WHAT IS ASKED | State the number of lines that hold the string "following", with nothing added.

RECORDS FOR THIS EXERCISE |
◆ ◆ ◆
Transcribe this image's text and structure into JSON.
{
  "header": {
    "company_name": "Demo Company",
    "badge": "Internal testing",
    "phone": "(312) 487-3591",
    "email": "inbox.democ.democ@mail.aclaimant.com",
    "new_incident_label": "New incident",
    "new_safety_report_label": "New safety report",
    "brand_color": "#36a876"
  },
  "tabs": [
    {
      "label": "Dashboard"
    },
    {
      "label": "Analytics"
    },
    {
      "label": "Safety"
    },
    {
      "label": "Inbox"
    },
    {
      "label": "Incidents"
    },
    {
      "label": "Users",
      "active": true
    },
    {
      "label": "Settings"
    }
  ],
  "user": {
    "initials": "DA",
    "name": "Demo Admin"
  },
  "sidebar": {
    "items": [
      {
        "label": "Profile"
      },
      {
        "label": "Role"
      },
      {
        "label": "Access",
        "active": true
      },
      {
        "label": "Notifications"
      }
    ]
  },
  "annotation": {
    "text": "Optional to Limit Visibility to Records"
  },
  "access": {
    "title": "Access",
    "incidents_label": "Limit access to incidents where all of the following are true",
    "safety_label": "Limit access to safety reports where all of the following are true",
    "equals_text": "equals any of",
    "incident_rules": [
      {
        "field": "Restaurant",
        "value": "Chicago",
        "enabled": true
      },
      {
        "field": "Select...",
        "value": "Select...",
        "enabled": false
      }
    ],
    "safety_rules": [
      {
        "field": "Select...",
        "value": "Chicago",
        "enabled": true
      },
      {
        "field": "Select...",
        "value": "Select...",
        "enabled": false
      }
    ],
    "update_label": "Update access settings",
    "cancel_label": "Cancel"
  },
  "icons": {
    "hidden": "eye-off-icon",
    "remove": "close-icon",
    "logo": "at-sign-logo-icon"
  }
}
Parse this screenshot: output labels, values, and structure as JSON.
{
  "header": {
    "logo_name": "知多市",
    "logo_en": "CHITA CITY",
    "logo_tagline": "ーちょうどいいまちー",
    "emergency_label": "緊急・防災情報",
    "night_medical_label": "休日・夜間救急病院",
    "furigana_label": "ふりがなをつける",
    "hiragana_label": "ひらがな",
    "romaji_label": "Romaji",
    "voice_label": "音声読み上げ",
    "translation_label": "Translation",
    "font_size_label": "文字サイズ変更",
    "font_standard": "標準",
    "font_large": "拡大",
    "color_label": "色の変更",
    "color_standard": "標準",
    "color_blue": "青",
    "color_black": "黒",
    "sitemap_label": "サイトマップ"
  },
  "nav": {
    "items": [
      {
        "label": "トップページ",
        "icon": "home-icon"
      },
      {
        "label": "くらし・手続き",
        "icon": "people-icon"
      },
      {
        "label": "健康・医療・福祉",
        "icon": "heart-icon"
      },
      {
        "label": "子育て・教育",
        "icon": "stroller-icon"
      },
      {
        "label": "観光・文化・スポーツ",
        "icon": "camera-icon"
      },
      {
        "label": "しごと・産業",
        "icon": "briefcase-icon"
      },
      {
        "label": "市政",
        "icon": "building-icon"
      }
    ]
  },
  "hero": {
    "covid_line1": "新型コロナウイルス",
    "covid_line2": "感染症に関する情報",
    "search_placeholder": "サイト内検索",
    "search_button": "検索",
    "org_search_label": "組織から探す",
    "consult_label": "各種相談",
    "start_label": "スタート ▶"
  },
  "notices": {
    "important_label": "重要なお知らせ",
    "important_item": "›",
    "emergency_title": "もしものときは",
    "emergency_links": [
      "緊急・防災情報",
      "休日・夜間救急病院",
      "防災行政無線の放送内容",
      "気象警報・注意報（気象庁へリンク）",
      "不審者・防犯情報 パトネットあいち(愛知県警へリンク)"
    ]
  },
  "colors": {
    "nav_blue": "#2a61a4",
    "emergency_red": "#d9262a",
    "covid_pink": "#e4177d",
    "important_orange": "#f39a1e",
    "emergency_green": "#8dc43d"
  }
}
◆ ◆ ◆
OUTPUT | 2